**Exercise data:**
......

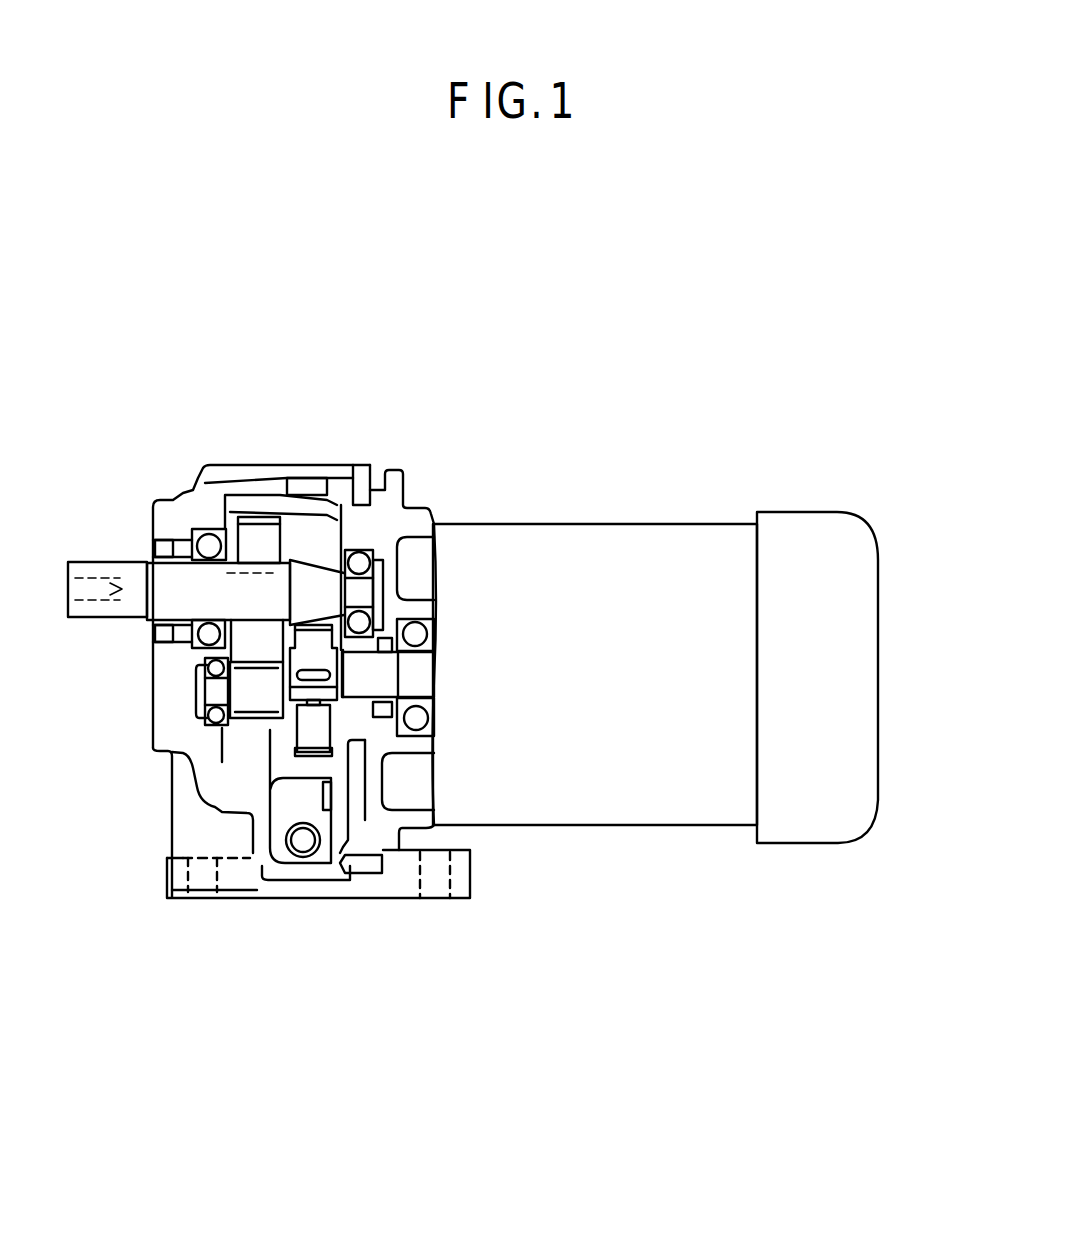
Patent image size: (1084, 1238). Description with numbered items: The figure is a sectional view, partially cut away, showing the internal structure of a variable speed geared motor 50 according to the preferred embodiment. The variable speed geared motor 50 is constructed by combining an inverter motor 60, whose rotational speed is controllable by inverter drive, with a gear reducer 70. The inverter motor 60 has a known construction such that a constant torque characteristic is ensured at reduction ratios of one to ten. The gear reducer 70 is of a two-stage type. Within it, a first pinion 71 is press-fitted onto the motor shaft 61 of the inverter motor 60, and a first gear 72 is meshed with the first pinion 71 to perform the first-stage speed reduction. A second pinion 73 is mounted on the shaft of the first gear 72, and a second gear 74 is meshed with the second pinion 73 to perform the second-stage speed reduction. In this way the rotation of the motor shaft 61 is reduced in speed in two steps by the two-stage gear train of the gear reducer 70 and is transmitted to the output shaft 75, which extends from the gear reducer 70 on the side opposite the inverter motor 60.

The variable speed geared motor 50 is at (418, 418).
The inverter motor 60 is at (543, 520).
The motor shaft 61 is at (380, 668).
The gear reducer 70 is at (230, 462).
The first pinion 71 is at (322, 733).
The first gear 72 is at (312, 730).
The second pinion 73 is at (252, 722).
The second gear 74 is at (247, 638).
The output shaft 75 is at (102, 608).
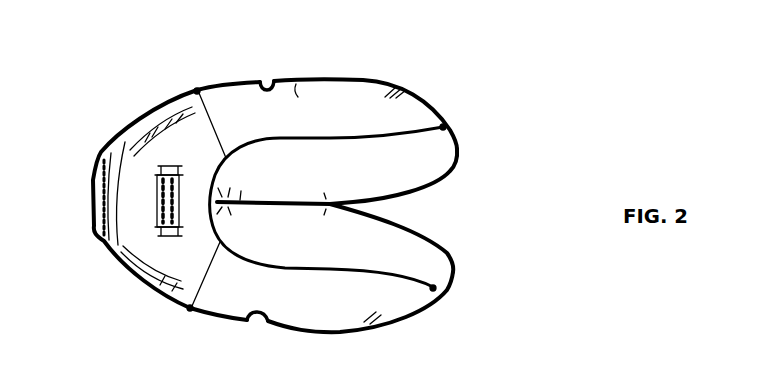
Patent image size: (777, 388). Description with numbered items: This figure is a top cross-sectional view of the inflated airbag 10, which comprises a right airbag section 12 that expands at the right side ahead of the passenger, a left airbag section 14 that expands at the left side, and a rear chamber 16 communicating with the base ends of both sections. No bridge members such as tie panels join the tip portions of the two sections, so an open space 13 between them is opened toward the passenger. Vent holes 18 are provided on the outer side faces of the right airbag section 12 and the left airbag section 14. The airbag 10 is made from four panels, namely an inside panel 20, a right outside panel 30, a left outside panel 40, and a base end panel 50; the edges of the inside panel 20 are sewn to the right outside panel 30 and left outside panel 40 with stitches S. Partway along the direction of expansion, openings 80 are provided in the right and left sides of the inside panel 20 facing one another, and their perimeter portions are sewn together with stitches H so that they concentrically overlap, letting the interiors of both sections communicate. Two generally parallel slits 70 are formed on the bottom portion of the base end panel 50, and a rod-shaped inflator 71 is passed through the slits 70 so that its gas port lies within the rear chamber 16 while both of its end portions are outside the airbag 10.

The airbag 10 is at (472, 129).
The right airbag section 12 is at (442, 114).
The open space 13 is at (393, 206).
The left airbag section 14 is at (411, 285).
The rear chamber 16 is at (136, 134).
The vent hole 18 is at (270, 349).
The inside panel 20 is at (448, 245).
The right outside panel 30 is at (362, 79).
The left outside panel 40 is at (401, 324).
The base end panel 50 is at (142, 282).
The slit 70 is at (176, 170).
The inflator 71 is at (158, 204).
The opening 80 is at (298, 232).
The stitches H is at (330, 203).
The stitches S is at (102, 163).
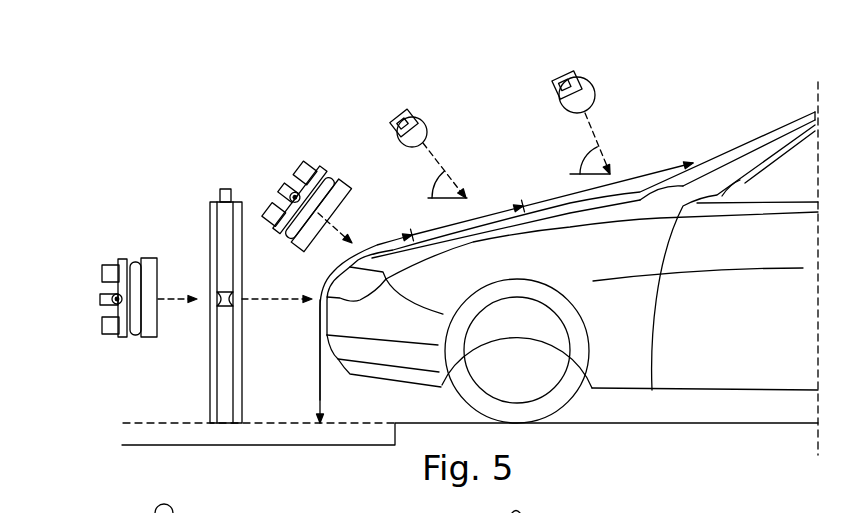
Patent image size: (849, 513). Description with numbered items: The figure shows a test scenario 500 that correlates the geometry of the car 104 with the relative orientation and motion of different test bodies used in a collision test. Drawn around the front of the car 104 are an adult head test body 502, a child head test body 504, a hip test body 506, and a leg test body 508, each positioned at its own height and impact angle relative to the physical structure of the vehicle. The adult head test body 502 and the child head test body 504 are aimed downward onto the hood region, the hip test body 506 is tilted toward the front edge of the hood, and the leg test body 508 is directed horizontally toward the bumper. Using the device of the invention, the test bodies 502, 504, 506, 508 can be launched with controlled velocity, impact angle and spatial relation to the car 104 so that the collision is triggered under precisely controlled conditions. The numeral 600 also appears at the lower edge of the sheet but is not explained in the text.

The test scenario 500 is at (103, 78).
The adult head test body 502 is at (558, 73).
The child head test body 504 is at (400, 117).
The hip test body 506 is at (277, 167).
The leg test body 508 is at (107, 260).
The car 104 is at (787, 166).
The element of following figure 600 is at (217, 512).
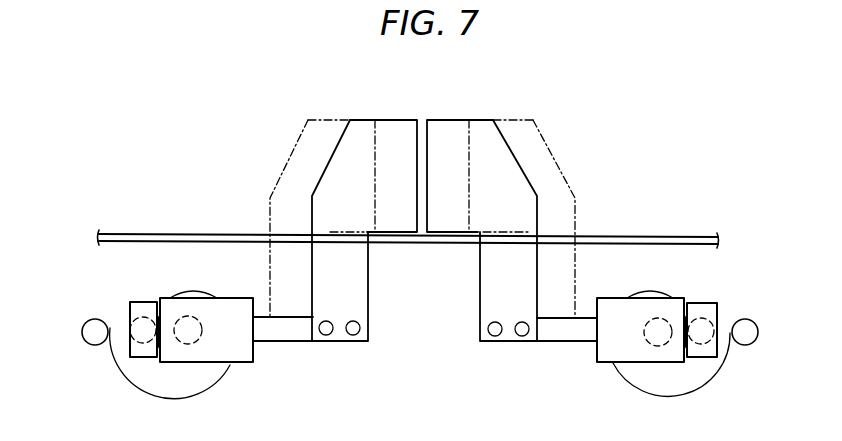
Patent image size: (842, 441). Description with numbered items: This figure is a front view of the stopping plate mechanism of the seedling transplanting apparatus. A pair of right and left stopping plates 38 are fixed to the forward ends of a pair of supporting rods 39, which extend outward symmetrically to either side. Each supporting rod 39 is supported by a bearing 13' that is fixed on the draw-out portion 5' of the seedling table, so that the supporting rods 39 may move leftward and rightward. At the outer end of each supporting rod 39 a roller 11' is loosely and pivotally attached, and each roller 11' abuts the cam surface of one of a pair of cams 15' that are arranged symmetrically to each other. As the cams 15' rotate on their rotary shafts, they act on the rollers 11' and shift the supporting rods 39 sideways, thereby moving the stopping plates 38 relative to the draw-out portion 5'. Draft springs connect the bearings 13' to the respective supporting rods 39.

The draw-out portion 5' is at (408, 215).
The roller 11' is at (424, 306).
The bearing 13' is at (422, 307).
The cam 15' is at (420, 357).
The stopping plate 38 is at (303, 121).
The supporting rod 39 is at (292, 333).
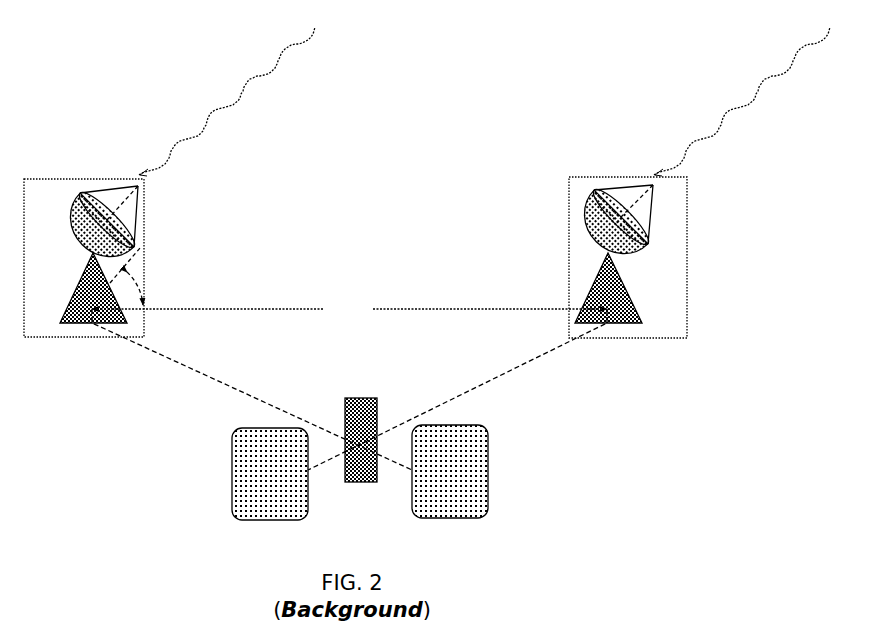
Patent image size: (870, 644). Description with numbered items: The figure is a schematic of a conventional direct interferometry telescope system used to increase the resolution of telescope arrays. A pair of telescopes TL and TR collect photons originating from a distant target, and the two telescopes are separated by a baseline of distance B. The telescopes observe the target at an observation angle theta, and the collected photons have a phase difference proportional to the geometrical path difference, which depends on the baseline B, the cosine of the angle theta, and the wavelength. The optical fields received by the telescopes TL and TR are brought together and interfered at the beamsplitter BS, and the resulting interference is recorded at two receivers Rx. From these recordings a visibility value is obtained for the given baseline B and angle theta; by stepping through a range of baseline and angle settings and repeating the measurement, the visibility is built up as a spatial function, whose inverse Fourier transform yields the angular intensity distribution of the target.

The left telescope TL is at (169, 182).
The right telescope TR is at (699, 182).
The baseline distance B is at (349, 309).
The observation angle theta is at (134, 276).
The beamsplitter BS is at (349, 395).
The receivers Rx is at (360, 472).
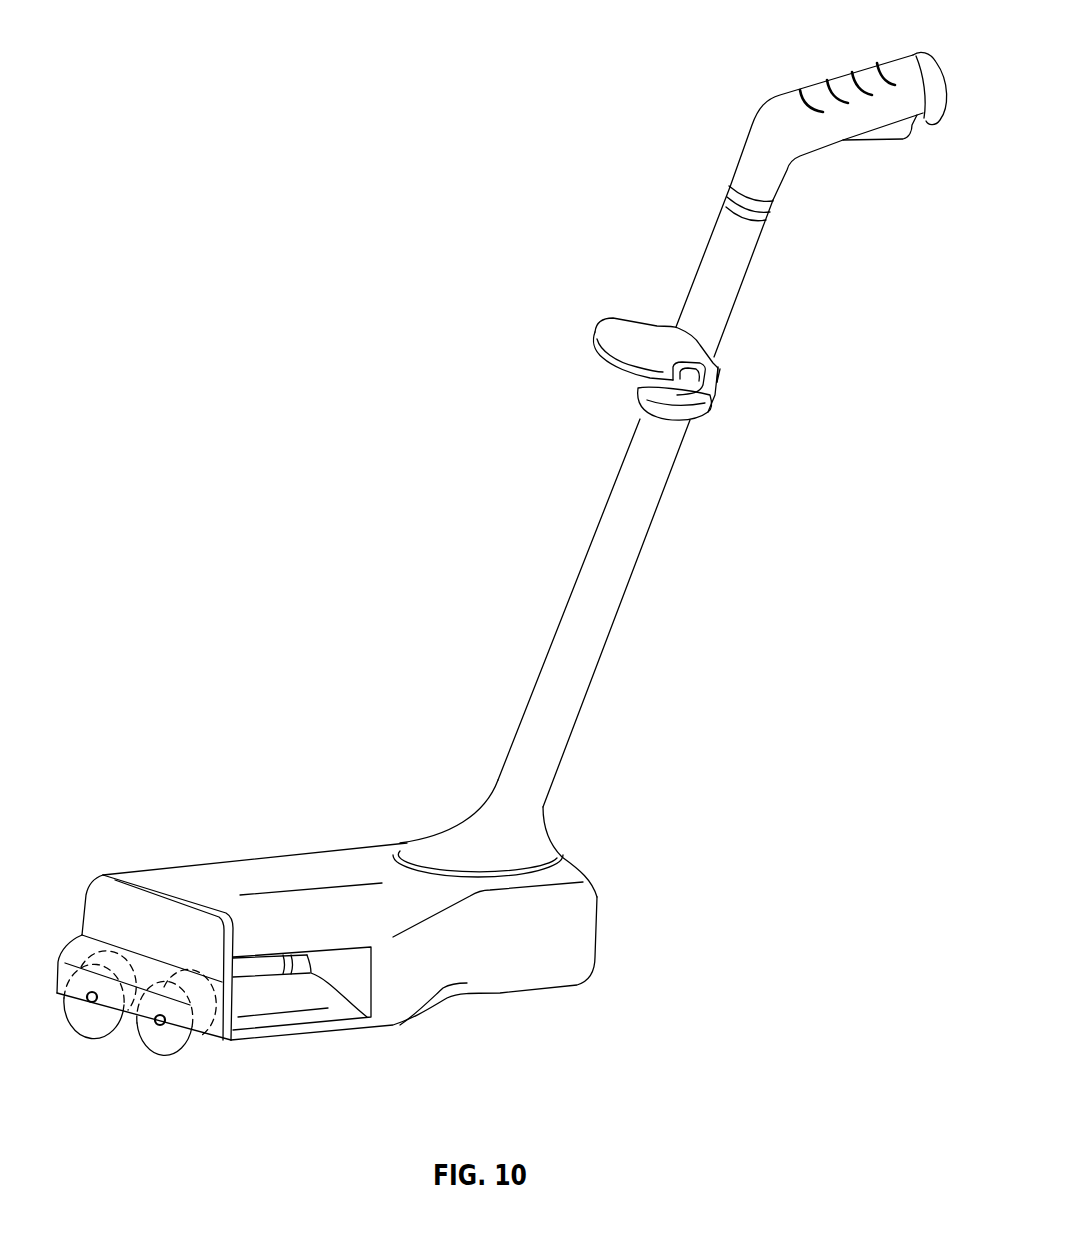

......

**The problem:** Return the listing verbatim from its beginning up to and including the line that contains "The output shaft 75 is at (102, 608).", leaving out the pictures.

**Problem solution:**
Patent image size: (1084, 1238). Description with numbered items: The figure is a sectional view, partially cut away, showing the internal structure of a variable speed geared motor 50 according to the preferred embodiment. The variable speed geared motor 50 is constructed by combining an inverter motor 60, whose rotational speed is controllable by inverter drive, with a gear reducer 70. The inverter motor 60 has a known construction such that a constant torque characteristic is ensured at reduction ratios of one to ten. The gear reducer 70 is of a two-stage type. Within it, a first pinion 71 is press-fitted onto the motor shaft 61 of the inverter motor 60, and a first gear 72 is meshed with the first pinion 71 to perform the first-stage speed reduction. A second pinion 73 is mounted on the shaft of the first gear 72, and a second gear 74 is meshed with the second pinion 73 to perform the second-stage speed reduction. In this way the rotation of the motor shaft 61 is reduced in speed in two steps by the two-stage gear train of the gear reducer 70 and is transmitted to the output shaft 75, which extends from the gear reducer 70 on the side opposite the inverter motor 60.

The variable speed geared motor 50 is at (418, 418).
The inverter motor 60 is at (543, 520).
The motor shaft 61 is at (380, 668).
The gear reducer 70 is at (230, 462).
The first pinion 71 is at (322, 733).
The first gear 72 is at (312, 730).
The second pinion 73 is at (252, 722).
The second gear 74 is at (247, 638).
The output shaft 75 is at (102, 608).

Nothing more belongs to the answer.